MATERIAL PROVIDED
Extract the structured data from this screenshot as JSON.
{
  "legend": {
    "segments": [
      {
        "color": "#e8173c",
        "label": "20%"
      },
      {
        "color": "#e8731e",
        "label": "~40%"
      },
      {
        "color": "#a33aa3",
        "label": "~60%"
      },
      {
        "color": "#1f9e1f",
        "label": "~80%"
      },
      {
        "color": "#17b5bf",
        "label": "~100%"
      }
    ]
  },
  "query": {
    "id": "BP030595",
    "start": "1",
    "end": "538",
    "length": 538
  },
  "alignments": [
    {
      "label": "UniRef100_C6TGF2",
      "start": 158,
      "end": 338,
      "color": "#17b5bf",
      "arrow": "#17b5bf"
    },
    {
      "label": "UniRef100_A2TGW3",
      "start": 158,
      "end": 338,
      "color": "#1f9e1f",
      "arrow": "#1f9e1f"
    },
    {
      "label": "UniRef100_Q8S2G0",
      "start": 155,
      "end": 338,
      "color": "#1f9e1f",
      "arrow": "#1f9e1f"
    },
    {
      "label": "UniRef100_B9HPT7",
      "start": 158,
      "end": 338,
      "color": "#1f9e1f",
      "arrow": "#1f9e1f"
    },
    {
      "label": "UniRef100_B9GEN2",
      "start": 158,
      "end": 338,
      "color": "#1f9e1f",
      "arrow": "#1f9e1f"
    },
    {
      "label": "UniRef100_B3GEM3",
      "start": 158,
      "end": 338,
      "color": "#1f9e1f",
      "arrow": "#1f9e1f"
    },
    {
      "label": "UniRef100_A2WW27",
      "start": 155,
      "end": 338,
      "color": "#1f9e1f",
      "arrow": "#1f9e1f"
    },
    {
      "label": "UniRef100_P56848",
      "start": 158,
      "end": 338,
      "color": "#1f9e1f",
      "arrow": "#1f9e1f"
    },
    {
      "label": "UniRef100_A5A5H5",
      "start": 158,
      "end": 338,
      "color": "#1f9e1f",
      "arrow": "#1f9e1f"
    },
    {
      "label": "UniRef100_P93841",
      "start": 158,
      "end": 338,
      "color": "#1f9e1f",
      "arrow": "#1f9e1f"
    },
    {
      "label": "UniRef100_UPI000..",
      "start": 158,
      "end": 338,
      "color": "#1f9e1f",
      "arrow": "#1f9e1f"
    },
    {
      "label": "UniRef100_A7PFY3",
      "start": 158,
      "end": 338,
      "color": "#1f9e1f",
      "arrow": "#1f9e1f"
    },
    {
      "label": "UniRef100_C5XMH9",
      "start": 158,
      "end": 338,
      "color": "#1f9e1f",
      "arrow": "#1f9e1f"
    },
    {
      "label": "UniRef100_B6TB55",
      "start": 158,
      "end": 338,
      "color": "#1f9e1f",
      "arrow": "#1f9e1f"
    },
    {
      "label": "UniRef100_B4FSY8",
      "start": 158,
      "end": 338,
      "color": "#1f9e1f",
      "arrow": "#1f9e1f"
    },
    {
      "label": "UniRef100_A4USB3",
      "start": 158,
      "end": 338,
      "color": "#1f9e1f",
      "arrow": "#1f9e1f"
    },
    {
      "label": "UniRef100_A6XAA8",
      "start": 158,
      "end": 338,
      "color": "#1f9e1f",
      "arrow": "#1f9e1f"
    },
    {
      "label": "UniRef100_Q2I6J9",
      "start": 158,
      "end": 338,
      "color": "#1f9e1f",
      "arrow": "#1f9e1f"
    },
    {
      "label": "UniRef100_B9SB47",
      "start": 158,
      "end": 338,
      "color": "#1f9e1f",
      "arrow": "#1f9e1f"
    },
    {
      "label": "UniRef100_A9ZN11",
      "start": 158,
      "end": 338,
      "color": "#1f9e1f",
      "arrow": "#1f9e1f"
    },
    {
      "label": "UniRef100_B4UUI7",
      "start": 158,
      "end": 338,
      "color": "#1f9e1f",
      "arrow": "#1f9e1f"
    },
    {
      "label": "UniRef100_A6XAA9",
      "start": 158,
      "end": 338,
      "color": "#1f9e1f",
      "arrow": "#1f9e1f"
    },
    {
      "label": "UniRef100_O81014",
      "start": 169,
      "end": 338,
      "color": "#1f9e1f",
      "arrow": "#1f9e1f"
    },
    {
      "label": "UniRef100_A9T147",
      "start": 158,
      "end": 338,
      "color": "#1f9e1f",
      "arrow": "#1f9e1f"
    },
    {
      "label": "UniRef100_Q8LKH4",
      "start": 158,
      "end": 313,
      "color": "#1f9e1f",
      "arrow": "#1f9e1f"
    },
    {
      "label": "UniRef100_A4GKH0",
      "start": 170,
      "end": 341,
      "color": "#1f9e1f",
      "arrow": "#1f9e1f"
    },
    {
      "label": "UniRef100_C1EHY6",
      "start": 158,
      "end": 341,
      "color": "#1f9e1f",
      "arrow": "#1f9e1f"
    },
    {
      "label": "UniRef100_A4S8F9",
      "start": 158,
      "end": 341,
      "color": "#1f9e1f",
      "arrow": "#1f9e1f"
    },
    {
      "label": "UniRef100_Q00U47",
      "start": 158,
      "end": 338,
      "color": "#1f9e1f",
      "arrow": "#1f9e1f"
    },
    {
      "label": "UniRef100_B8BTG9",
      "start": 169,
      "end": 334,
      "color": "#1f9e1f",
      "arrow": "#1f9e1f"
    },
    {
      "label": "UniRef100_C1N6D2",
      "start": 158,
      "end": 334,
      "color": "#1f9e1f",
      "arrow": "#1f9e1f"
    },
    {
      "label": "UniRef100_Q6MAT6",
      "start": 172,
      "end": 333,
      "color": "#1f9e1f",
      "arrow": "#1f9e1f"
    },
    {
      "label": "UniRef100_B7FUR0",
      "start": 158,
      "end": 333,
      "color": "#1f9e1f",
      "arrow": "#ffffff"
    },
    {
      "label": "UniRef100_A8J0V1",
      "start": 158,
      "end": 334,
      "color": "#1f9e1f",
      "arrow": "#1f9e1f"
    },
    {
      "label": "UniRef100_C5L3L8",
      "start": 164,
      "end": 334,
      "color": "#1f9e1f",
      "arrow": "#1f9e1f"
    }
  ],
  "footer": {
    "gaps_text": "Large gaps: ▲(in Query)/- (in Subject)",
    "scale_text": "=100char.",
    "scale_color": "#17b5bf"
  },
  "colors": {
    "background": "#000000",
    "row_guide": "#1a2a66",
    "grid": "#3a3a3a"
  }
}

WHAT TO PRODUCE
Write out every record verbatim.

THE RESULT
Extract the structured data from this screenshot as JSON.
{
  "legend": {
    "segments": [
      {
        "color": "#e8173c",
        "label": "20%"
      },
      {
        "color": "#e8731e",
        "label": "~40%"
      },
      {
        "color": "#a33aa3",
        "label": "~60%"
      },
      {
        "color": "#1f9e1f",
        "label": "~80%"
      },
      {
        "color": "#17b5bf",
        "label": "~100%"
      }
    ]
  },
  "query": {
    "id": "BP030595",
    "start": "1",
    "end": "538",
    "length": 538
  },
  "alignments": [
    {
      "label": "UniRef100_C6TGF2",
      "start": 158,
      "end": 338,
      "color": "#17b5bf",
      "arrow": "#17b5bf"
    },
    {
      "label": "UniRef100_A2TGW3",
      "start": 158,
      "end": 338,
      "color": "#1f9e1f",
      "arrow": "#1f9e1f"
    },
    {
      "label": "UniRef100_Q8S2G0",
      "start": 155,
      "end": 338,
      "color": "#1f9e1f",
      "arrow": "#1f9e1f"
    },
    {
      "label": "UniRef100_B9HPT7",
      "start": 158,
      "end": 338,
      "color": "#1f9e1f",
      "arrow": "#1f9e1f"
    },
    {
      "label": "UniRef100_B9GEN2",
      "start": 158,
      "end": 338,
      "color": "#1f9e1f",
      "arrow": "#1f9e1f"
    },
    {
      "label": "UniRef100_B3GEM3",
      "start": 158,
      "end": 338,
      "color": "#1f9e1f",
      "arrow": "#1f9e1f"
    },
    {
      "label": "UniRef100_A2WW27",
      "start": 155,
      "end": 338,
      "color": "#1f9e1f",
      "arrow": "#1f9e1f"
    },
    {
      "label": "UniRef100_P56848",
      "start": 158,
      "end": 338,
      "color": "#1f9e1f",
      "arrow": "#1f9e1f"
    },
    {
      "label": "UniRef100_A5A5H5",
      "start": 158,
      "end": 338,
      "color": "#1f9e1f",
      "arrow": "#1f9e1f"
    },
    {
      "label": "UniRef100_P93841",
      "start": 158,
      "end": 338,
      "color": "#1f9e1f",
      "arrow": "#1f9e1f"
    },
    {
      "label": "UniRef100_UPI000..",
      "start": 158,
      "end": 338,
      "color": "#1f9e1f",
      "arrow": "#1f9e1f"
    },
    {
      "label": "UniRef100_A7PFY3",
      "start": 158,
      "end": 338,
      "color": "#1f9e1f",
      "arrow": "#1f9e1f"
    },
    {
      "label": "UniRef100_C5XMH9",
      "start": 158,
      "end": 338,
      "color": "#1f9e1f",
      "arrow": "#1f9e1f"
    },
    {
      "label": "UniRef100_B6TB55",
      "start": 158,
      "end": 338,
      "color": "#1f9e1f",
      "arrow": "#1f9e1f"
    },
    {
      "label": "UniRef100_B4FSY8",
      "start": 158,
      "end": 338,
      "color": "#1f9e1f",
      "arrow": "#1f9e1f"
    },
    {
      "label": "UniRef100_A4USB3",
      "start": 158,
      "end": 338,
      "color": "#1f9e1f",
      "arrow": "#1f9e1f"
    },
    {
      "label": "UniRef100_A6XAA8",
      "start": 158,
      "end": 338,
      "color": "#1f9e1f",
      "arrow": "#1f9e1f"
    },
    {
      "label": "UniRef100_Q2I6J9",
      "start": 158,
      "end": 338,
      "color": "#1f9e1f",
      "arrow": "#1f9e1f"
    },
    {
      "label": "UniRef100_B9SB47",
      "start": 158,
      "end": 338,
      "color": "#1f9e1f",
      "arrow": "#1f9e1f"
    },
    {
      "label": "UniRef100_A9ZN11",
      "start": 158,
      "end": 338,
      "color": "#1f9e1f",
      "arrow": "#1f9e1f"
    },
    {
      "label": "UniRef100_B4UUI7",
      "start": 158,
      "end": 338,
      "color": "#1f9e1f",
      "arrow": "#1f9e1f"
    },
    {
      "label": "UniRef100_A6XAA9",
      "start": 158,
      "end": 338,
      "color": "#1f9e1f",
      "arrow": "#1f9e1f"
    },
    {
      "label": "UniRef100_O81014",
      "start": 169,
      "end": 338,
      "color": "#1f9e1f",
      "arrow": "#1f9e1f"
    },
    {
      "label": "UniRef100_A9T147",
      "start": 158,
      "end": 338,
      "color": "#1f9e1f",
      "arrow": "#1f9e1f"
    },
    {
      "label": "UniRef100_Q8LKH4",
      "start": 158,
      "end": 313,
      "color": "#1f9e1f",
      "arrow": "#1f9e1f"
    },
    {
      "label": "UniRef100_A4GKH0",
      "start": 170,
      "end": 341,
      "color": "#1f9e1f",
      "arrow": "#1f9e1f"
    },
    {
      "label": "UniRef100_C1EHY6",
      "start": 158,
      "end": 341,
      "color": "#1f9e1f",
      "arrow": "#1f9e1f"
    },
    {
      "label": "UniRef100_A4S8F9",
      "start": 158,
      "end": 341,
      "color": "#1f9e1f",
      "arrow": "#1f9e1f"
    },
    {
      "label": "UniRef100_Q00U47",
      "start": 158,
      "end": 338,
      "color": "#1f9e1f",
      "arrow": "#1f9e1f"
    },
    {
      "label": "UniRef100_B8BTG9",
      "start": 169,
      "end": 334,
      "color": "#1f9e1f",
      "arrow": "#1f9e1f"
    },
    {
      "label": "UniRef100_C1N6D2",
      "start": 158,
      "end": 334,
      "color": "#1f9e1f",
      "arrow": "#1f9e1f"
    },
    {
      "label": "UniRef100_Q6MAT6",
      "start": 172,
      "end": 333,
      "color": "#1f9e1f",
      "arrow": "#1f9e1f"
    },
    {
      "label": "UniRef100_B7FUR0",
      "start": 158,
      "end": 333,
      "color": "#1f9e1f",
      "arrow": "#ffffff"
    },
    {
      "label": "UniRef100_A8J0V1",
      "start": 158,
      "end": 334,
      "color": "#1f9e1f",
      "arrow": "#1f9e1f"
    },
    {
      "label": "UniRef100_C5L3L8",
      "start": 164,
      "end": 334,
      "color": "#1f9e1f",
      "arrow": "#1f9e1f"
    }
  ],
  "footer": {
    "gaps_text": "Large gaps: ▲(in Query)/- (in Subject)",
    "scale_text": "=100char.",
    "scale_color": "#17b5bf"
  },
  "colors": {
    "background": "#000000",
    "row_guide": "#1a2a66",
    "grid": "#3a3a3a"
  }
}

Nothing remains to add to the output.